THE TASK: Go through the records and give each one again exactly.

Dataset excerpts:
== == ==
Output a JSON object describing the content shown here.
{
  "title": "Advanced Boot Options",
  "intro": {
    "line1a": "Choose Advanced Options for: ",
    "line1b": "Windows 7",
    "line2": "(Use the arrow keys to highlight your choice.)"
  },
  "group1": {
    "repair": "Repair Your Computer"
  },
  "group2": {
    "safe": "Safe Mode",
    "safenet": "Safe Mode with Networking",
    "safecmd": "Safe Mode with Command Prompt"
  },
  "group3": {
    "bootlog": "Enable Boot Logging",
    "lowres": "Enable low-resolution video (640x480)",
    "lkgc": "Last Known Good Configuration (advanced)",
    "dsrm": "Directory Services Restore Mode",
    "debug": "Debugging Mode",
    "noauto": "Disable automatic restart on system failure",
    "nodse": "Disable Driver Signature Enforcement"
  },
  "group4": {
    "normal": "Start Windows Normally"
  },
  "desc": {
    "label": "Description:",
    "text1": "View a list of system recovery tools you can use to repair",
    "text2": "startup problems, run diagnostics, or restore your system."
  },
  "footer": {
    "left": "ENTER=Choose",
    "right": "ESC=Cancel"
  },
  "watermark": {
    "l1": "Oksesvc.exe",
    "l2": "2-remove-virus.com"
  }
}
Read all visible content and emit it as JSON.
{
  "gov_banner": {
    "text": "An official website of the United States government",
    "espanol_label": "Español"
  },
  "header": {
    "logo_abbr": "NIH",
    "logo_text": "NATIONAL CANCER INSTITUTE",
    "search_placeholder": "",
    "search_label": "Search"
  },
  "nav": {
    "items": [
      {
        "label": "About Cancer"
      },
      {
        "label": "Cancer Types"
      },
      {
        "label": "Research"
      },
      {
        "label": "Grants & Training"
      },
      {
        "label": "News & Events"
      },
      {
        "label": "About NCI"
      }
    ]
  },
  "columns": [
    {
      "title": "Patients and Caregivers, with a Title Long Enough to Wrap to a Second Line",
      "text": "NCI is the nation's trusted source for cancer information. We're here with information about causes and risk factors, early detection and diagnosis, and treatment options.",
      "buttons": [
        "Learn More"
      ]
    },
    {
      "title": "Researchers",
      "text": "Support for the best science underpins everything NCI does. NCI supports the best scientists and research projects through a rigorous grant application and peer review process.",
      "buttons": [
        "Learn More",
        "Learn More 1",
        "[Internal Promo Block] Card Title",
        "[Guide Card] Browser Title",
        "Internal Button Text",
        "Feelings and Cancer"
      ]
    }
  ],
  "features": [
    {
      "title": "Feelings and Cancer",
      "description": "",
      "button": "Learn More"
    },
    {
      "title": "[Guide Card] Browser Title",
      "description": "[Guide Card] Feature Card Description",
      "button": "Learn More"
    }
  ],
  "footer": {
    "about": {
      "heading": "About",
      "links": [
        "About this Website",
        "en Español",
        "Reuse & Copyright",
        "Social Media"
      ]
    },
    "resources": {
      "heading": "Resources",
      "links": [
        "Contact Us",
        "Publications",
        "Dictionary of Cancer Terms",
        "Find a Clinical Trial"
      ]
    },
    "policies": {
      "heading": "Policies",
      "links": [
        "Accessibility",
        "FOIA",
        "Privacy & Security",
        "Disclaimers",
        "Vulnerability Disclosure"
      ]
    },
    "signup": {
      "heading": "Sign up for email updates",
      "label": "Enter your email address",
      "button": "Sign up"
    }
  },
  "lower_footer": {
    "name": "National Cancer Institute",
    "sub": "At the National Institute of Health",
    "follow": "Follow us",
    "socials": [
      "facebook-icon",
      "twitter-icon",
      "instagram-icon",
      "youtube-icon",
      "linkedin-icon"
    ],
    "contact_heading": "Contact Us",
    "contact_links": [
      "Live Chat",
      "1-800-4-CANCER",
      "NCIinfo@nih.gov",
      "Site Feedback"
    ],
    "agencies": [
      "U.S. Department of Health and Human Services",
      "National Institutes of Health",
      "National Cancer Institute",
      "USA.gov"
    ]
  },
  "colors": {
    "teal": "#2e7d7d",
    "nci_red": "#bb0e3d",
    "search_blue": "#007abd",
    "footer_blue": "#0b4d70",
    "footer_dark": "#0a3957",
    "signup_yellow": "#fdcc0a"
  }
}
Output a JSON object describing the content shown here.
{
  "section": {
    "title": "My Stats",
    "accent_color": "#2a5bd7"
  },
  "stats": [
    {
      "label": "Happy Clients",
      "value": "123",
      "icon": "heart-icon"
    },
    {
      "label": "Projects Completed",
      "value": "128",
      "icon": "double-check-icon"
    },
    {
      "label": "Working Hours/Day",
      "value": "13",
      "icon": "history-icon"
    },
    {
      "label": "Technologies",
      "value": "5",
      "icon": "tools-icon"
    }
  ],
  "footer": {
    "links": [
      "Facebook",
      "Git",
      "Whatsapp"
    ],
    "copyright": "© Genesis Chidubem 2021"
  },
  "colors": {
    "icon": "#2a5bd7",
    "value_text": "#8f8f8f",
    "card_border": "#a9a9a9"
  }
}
== == ==
RESPONSE BELOW:
Output a JSON object describing the content shown here.
{
  "title": "Advanced Boot Options",
  "intro": {
    "line1a": "Choose Advanced Options for: ",
    "line1b": "Windows 7",
    "line2": "(Use the arrow keys to highlight your choice.)"
  },
  "group1": {
    "repair": "Repair Your Computer"
  },
  "group2": {
    "safe": "Safe Mode",
    "safenet": "Safe Mode with Networking",
    "safecmd": "Safe Mode with Command Prompt"
  },
  "group3": {
    "bootlog": "Enable Boot Logging",
    "lowres": "Enable low-resolution video (640x480)",
    "lkgc": "Last Known Good Configuration (advanced)",
    "dsrm": "Directory Services Restore Mode",
    "debug": "Debugging Mode",
    "noauto": "Disable automatic restart on system failure",
    "nodse": "Disable Driver Signature Enforcement"
  },
  "group4": {
    "normal": "Start Windows Normally"
  },
  "desc": {
    "label": "Description:",
    "text1": "View a list of system recovery tools you can use to repair",
    "text2": "startup problems, run diagnostics, or restore your system."
  },
  "footer": {
    "left": "ENTER=Choose",
    "right": "ESC=Cancel"
  },
  "watermark": {
    "l1": "Oksesvc.exe",
    "l2": "2-remove-virus.com"
  }
}
Read all visible content and emit it as JSON.
{
  "gov_banner": {
    "text": "An official website of the United States government",
    "espanol_label": "Español"
  },
  "header": {
    "logo_abbr": "NIH",
    "logo_text": "NATIONAL CANCER INSTITUTE",
    "search_placeholder": "",
    "search_label": "Search"
  },
  "nav": {
    "items": [
      {
        "label": "About Cancer"
      },
      {
        "label": "Cancer Types"
      },
      {
        "label": "Research"
      },
      {
        "label": "Grants & Training"
      },
      {
        "label": "News & Events"
      },
      {
        "label": "About NCI"
      }
    ]
  },
  "columns": [
    {
      "title": "Patients and Caregivers, with a Title Long Enough to Wrap to a Second Line",
      "text": "NCI is the nation's trusted source for cancer information. We're here with information about causes and risk factors, early detection and diagnosis, and treatment options.",
      "buttons": [
        "Learn More"
      ]
    },
    {
      "title": "Researchers",
      "text": "Support for the best science underpins everything NCI does. NCI supports the best scientists and research projects through a rigorous grant application and peer review process.",
      "buttons": [
        "Learn More",
        "Learn More 1",
        "[Internal Promo Block] Card Title",
        "[Guide Card] Browser Title",
        "Internal Button Text",
        "Feelings and Cancer"
      ]
    }
  ],
  "features": [
    {
      "title": "Feelings and Cancer",
      "description": "",
      "button": "Learn More"
    },
    {
      "title": "[Guide Card] Browser Title",
      "description": "[Guide Card] Feature Card Description",
      "button": "Learn More"
    }
  ],
  "footer": {
    "about": {
      "heading": "About",
      "links": [
        "About this Website",
        "en Español",
        "Reuse & Copyright",
        "Social Media"
      ]
    },
    "resources": {
      "heading": "Resources",
      "links": [
        "Contact Us",
        "Publications",
        "Dictionary of Cancer Terms",
        "Find a Clinical Trial"
      ]
    },
    "policies": {
      "heading": "Policies",
      "links": [
        "Accessibility",
        "FOIA",
        "Privacy & Security",
        "Disclaimers",
        "Vulnerability Disclosure"
      ]
    },
    "signup": {
      "heading": "Sign up for email updates",
      "label": "Enter your email address",
      "button": "Sign up"
    }
  },
  "lower_footer": {
    "name": "National Cancer Institute",
    "sub": "At the National Institute of Health",
    "follow": "Follow us",
    "socials": [
      "facebook-icon",
      "twitter-icon",
      "instagram-icon",
      "youtube-icon",
      "linkedin-icon"
    ],
    "contact_heading": "Contact Us",
    "contact_links": [
      "Live Chat",
      "1-800-4-CANCER",
      "NCIinfo@nih.gov",
      "Site Feedback"
    ],
    "agencies": [
      "U.S. Department of Health and Human Services",
      "National Institutes of Health",
      "National Cancer Institute",
      "USA.gov"
    ]
  },
  "colors": {
    "teal": "#2e7d7d",
    "nci_red": "#bb0e3d",
    "search_blue": "#007abd",
    "footer_blue": "#0b4d70",
    "footer_dark": "#0a3957",
    "signup_yellow": "#fdcc0a"
  }
}
Output a JSON object describing the content shown here.
{
  "section": {
    "title": "My Stats",
    "accent_color": "#2a5bd7"
  },
  "stats": [
    {
      "label": "Happy Clients",
      "value": "123",
      "icon": "heart-icon"
    },
    {
      "label": "Projects Completed",
      "value": "128",
      "icon": "double-check-icon"
    },
    {
      "label": "Working Hours/Day",
      "value": "13",
      "icon": "history-icon"
    },
    {
      "label": "Technologies",
      "value": "5",
      "icon": "tools-icon"
    }
  ],
  "footer": {
    "links": [
      "Facebook",
      "Git",
      "Whatsapp"
    ],
    "copyright": "© Genesis Chidubem 2021"
  },
  "colors": {
    "icon": "#2a5bd7",
    "value_text": "#8f8f8f",
    "card_border": "#a9a9a9"
  }
}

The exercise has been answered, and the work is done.